Material for this task:

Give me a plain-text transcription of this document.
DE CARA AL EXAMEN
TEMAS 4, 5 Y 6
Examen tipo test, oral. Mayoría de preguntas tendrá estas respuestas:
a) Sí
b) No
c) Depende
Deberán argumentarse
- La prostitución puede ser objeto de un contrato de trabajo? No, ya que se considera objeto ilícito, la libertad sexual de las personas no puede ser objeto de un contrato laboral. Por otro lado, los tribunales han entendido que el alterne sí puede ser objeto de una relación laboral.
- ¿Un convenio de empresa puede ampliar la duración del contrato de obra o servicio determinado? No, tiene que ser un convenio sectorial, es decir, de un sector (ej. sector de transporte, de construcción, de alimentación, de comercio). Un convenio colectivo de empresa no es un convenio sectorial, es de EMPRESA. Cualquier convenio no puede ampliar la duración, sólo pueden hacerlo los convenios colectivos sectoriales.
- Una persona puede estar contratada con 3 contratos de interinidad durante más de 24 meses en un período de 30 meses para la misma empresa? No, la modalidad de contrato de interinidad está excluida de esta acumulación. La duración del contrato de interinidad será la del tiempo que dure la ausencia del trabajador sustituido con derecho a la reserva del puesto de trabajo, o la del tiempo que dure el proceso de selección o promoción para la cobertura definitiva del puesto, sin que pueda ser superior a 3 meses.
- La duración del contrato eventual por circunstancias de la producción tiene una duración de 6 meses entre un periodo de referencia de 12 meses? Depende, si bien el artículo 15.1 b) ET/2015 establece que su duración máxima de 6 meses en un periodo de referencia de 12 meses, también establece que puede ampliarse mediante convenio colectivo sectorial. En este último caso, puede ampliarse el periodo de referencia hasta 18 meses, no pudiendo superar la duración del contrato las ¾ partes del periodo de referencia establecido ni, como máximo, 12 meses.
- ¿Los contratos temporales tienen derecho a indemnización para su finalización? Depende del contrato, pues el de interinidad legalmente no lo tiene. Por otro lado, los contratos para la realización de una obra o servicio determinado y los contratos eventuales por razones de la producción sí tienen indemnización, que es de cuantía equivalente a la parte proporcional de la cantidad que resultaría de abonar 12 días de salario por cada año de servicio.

What you will do: Reproduce the listing above verbatim, from first line to last.

Exercise response:
Give me a plain-text transcription of this document.
DE CARA AL EXAMEN
TEMAS 4, 5 Y 6
Examen tipo test, oral. Mayoría de preguntas tendrá estas respuestas:
a) Sí
b) No
c) Depende
Deberán argumentarse
- La prostitución puede ser objeto de un contrato de trabajo? No, ya que se considera objeto ilícito, la libertad sexual de las personas no puede ser objeto de un contrato laboral. Por otro lado, los tribunales han entendido que el alterne sí puede ser objeto de una relación laboral.
- ¿Un convenio de empresa puede ampliar la duración del contrato de obra o servicio determinado? No, tiene que ser un convenio sectorial, es decir, de un sector (ej. sector de transporte, de construcción, de alimentación, de comercio). Un convenio colectivo de empresa no es un convenio sectorial, es de EMPRESA. Cualquier convenio no puede ampliar la duración, sólo pueden hacerlo los convenios colectivos sectoriales.
- Una persona puede estar contratada con 3 contratos de interinidad durante más de 24 meses en un período de 30 meses para la misma empresa? No, la modalidad de contrato de interinidad está excluida de esta acumulación. La duración del contrato de interinidad será la del tiempo que dure la ausencia del trabajador sustituido con derecho a la reserva del puesto de trabajo, o la del tiempo que dure el proceso de selección o promoción para la cobertura definitiva del puesto, sin que pueda ser superior a 3 meses.
- La duración del contrato eventual por circunstancias de la producción tiene una duración de 6 meses entre un periodo de referencia de 12 meses? Depende, si bien el artículo 15.1 b) ET/2015 establece que su duración máxima de 6 meses en un periodo de referencia de 12 meses, también establece que puede ampliarse mediante convenio colectivo sectorial. En este último caso, puede ampliarse el periodo de referencia hasta 18 meses, no pudiendo superar la duración del contrato las ¾ partes del periodo de referencia establecido ni, como máximo, 12 meses.
- ¿Los contratos temporales tienen derecho a indemnización para su finalización? Depende del contrato, pues el de interinidad legalmente no lo tiene. Por otro lado, los contratos para la realización de una obra o servicio determinado y los contratos eventuales por razones de la producción sí tienen indemnización, que es de cuantía equivalente a la parte proporcional de la cantidad que resultaría de abonar 12 días de salario por cada año de servicio.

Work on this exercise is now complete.